■ Data in this exercise
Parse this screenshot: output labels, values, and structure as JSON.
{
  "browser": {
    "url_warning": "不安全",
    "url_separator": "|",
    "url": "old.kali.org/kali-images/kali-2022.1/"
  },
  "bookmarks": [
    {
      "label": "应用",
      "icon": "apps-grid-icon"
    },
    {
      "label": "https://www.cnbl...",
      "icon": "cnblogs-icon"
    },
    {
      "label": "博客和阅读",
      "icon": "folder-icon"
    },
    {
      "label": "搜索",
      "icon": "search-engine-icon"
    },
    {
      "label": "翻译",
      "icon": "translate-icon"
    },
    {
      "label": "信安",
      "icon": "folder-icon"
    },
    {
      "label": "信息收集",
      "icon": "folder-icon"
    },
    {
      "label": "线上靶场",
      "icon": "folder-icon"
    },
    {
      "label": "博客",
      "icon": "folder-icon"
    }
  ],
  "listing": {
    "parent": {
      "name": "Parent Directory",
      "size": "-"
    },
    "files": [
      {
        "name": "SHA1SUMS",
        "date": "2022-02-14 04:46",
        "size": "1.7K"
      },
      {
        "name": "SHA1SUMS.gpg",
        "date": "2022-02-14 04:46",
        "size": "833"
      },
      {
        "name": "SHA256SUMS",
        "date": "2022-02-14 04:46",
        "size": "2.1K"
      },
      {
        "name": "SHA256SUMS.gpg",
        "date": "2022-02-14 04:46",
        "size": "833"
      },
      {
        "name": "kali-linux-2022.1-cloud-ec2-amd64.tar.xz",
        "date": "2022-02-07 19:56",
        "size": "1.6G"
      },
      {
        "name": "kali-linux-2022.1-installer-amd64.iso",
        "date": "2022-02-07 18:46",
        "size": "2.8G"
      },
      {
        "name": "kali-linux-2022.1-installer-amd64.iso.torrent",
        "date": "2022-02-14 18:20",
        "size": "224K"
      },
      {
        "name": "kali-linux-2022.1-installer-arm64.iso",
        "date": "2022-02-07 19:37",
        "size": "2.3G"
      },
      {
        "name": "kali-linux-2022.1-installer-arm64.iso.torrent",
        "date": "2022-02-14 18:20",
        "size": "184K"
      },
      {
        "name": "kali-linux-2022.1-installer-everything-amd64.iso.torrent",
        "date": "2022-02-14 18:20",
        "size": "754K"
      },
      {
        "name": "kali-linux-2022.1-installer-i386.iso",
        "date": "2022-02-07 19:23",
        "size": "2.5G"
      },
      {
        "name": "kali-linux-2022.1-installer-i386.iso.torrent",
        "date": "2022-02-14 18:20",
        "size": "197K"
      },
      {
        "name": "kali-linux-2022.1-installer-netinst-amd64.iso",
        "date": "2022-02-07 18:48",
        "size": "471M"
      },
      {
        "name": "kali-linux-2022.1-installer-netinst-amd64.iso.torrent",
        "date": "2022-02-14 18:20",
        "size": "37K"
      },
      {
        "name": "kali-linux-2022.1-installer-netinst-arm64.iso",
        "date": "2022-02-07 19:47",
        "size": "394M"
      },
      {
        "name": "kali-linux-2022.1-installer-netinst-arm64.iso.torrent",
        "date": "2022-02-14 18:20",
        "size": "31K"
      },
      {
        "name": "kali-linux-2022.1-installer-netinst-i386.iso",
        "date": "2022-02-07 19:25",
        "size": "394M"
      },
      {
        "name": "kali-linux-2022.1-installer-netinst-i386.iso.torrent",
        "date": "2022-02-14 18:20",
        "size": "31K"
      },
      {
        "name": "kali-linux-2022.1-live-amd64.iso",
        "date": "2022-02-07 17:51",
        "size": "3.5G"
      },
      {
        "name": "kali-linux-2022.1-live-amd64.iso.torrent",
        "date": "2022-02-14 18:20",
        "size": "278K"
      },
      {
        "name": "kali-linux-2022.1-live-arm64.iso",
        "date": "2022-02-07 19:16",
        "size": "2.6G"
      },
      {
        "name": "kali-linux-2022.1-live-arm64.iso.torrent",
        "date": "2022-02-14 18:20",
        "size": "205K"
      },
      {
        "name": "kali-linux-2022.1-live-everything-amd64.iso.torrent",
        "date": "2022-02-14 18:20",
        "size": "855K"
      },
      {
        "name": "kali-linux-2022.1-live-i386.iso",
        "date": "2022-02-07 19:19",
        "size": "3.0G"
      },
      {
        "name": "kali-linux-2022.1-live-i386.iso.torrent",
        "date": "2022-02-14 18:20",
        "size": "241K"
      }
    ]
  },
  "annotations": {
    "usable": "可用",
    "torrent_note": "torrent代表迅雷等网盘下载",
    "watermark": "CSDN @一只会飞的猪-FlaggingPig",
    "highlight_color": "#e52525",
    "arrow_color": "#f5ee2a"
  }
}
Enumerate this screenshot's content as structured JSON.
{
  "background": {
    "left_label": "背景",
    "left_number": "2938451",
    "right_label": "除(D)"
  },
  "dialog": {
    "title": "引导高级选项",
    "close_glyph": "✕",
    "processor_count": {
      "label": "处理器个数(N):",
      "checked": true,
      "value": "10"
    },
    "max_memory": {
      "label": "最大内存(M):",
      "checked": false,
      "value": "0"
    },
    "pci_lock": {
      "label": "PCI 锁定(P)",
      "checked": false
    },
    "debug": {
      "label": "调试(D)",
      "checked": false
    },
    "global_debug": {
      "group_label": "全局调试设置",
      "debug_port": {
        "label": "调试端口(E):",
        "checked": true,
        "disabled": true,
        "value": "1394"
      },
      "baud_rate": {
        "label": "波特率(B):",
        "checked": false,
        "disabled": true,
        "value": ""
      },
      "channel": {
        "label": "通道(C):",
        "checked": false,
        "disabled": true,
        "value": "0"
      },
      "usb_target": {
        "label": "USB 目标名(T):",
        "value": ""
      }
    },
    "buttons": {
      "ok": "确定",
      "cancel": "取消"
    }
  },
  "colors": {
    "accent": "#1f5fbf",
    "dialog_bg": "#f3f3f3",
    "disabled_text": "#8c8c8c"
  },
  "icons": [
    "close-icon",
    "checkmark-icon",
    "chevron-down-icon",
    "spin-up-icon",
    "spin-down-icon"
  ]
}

■ What you will do
Repeat the material above in full, exactly as it stands.

■ Exercise result
Parse this screenshot: output labels, values, and structure as JSON.
{
  "browser": {
    "url_warning": "不安全",
    "url_separator": "|",
    "url": "old.kali.org/kali-images/kali-2022.1/"
  },
  "bookmarks": [
    {
      "label": "应用",
      "icon": "apps-grid-icon"
    },
    {
      "label": "https://www.cnbl...",
      "icon": "cnblogs-icon"
    },
    {
      "label": "博客和阅读",
      "icon": "folder-icon"
    },
    {
      "label": "搜索",
      "icon": "search-engine-icon"
    },
    {
      "label": "翻译",
      "icon": "translate-icon"
    },
    {
      "label": "信安",
      "icon": "folder-icon"
    },
    {
      "label": "信息收集",
      "icon": "folder-icon"
    },
    {
      "label": "线上靶场",
      "icon": "folder-icon"
    },
    {
      "label": "博客",
      "icon": "folder-icon"
    }
  ],
  "listing": {
    "parent": {
      "name": "Parent Directory",
      "size": "-"
    },
    "files": [
      {
        "name": "SHA1SUMS",
        "date": "2022-02-14 04:46",
        "size": "1.7K"
      },
      {
        "name": "SHA1SUMS.gpg",
        "date": "2022-02-14 04:46",
        "size": "833"
      },
      {
        "name": "SHA256SUMS",
        "date": "2022-02-14 04:46",
        "size": "2.1K"
      },
      {
        "name": "SHA256SUMS.gpg",
        "date": "2022-02-14 04:46",
        "size": "833"
      },
      {
        "name": "kali-linux-2022.1-cloud-ec2-amd64.tar.xz",
        "date": "2022-02-07 19:56",
        "size": "1.6G"
      },
      {
        "name": "kali-linux-2022.1-installer-amd64.iso",
        "date": "2022-02-07 18:46",
        "size": "2.8G"
      },
      {
        "name": "kali-linux-2022.1-installer-amd64.iso.torrent",
        "date": "2022-02-14 18:20",
        "size": "224K"
      },
      {
        "name": "kali-linux-2022.1-installer-arm64.iso",
        "date": "2022-02-07 19:37",
        "size": "2.3G"
      },
      {
        "name": "kali-linux-2022.1-installer-arm64.iso.torrent",
        "date": "2022-02-14 18:20",
        "size": "184K"
      },
      {
        "name": "kali-linux-2022.1-installer-everything-amd64.iso.torrent",
        "date": "2022-02-14 18:20",
        "size": "754K"
      },
      {
        "name": "kali-linux-2022.1-installer-i386.iso",
        "date": "2022-02-07 19:23",
        "size": "2.5G"
      },
      {
        "name": "kali-linux-2022.1-installer-i386.iso.torrent",
        "date": "2022-02-14 18:20",
        "size": "197K"
      },
      {
        "name": "kali-linux-2022.1-installer-netinst-amd64.iso",
        "date": "2022-02-07 18:48",
        "size": "471M"
      },
      {
        "name": "kali-linux-2022.1-installer-netinst-amd64.iso.torrent",
        "date": "2022-02-14 18:20",
        "size": "37K"
      },
      {
        "name": "kali-linux-2022.1-installer-netinst-arm64.iso",
        "date": "2022-02-07 19:47",
        "size": "394M"
      },
      {
        "name": "kali-linux-2022.1-installer-netinst-arm64.iso.torrent",
        "date": "2022-02-14 18:20",
        "size": "31K"
      },
      {
        "name": "kali-linux-2022.1-installer-netinst-i386.iso",
        "date": "2022-02-07 19:25",
        "size": "394M"
      },
      {
        "name": "kali-linux-2022.1-installer-netinst-i386.iso.torrent",
        "date": "2022-02-14 18:20",
        "size": "31K"
      },
      {
        "name": "kali-linux-2022.1-live-amd64.iso",
        "date": "2022-02-07 17:51",
        "size": "3.5G"
      },
      {
        "name": "kali-linux-2022.1-live-amd64.iso.torrent",
        "date": "2022-02-14 18:20",
        "size": "278K"
      },
      {
        "name": "kali-linux-2022.1-live-arm64.iso",
        "date": "2022-02-07 19:16",
        "size": "2.6G"
      },
      {
        "name": "kali-linux-2022.1-live-arm64.iso.torrent",
        "date": "2022-02-14 18:20",
        "size": "205K"
      },
      {
        "name": "kali-linux-2022.1-live-everything-amd64.iso.torrent",
        "date": "2022-02-14 18:20",
        "size": "855K"
      },
      {
        "name": "kali-linux-2022.1-live-i386.iso",
        "date": "2022-02-07 19:19",
        "size": "3.0G"
      },
      {
        "name": "kali-linux-2022.1-live-i386.iso.torrent",
        "date": "2022-02-14 18:20",
        "size": "241K"
      }
    ]
  },
  "annotations": {
    "usable": "可用",
    "torrent_note": "torrent代表迅雷等网盘下载",
    "watermark": "CSDN @一只会飞的猪-FlaggingPig",
    "highlight_color": "#e52525",
    "arrow_color": "#f5ee2a"
  }
}
Enumerate this screenshot's content as structured JSON.
{
  "background": {
    "left_label": "背景",
    "left_number": "2938451",
    "right_label": "除(D)"
  },
  "dialog": {
    "title": "引导高级选项",
    "close_glyph": "✕",
    "processor_count": {
      "label": "处理器个数(N):",
      "checked": true,
      "value": "10"
    },
    "max_memory": {
      "label": "最大内存(M):",
      "checked": false,
      "value": "0"
    },
    "pci_lock": {
      "label": "PCI 锁定(P)",
      "checked": false
    },
    "debug": {
      "label": "调试(D)",
      "checked": false
    },
    "global_debug": {
      "group_label": "全局调试设置",
      "debug_port": {
        "label": "调试端口(E):",
        "checked": true,
        "disabled": true,
        "value": "1394"
      },
      "baud_rate": {
        "label": "波特率(B):",
        "checked": false,
        "disabled": true,
        "value": ""
      },
      "channel": {
        "label": "通道(C):",
        "checked": false,
        "disabled": true,
        "value": "0"
      },
      "usb_target": {
        "label": "USB 目标名(T):",
        "value": ""
      }
    },
    "buttons": {
      "ok": "确定",
      "cancel": "取消"
    }
  },
  "colors": {
    "accent": "#1f5fbf",
    "dialog_bg": "#f3f3f3",
    "disabled_text": "#8c8c8c"
  },
  "icons": [
    "close-icon",
    "checkmark-icon",
    "chevron-down-icon",
    "spin-up-icon",
    "spin-down-icon"
  ]
}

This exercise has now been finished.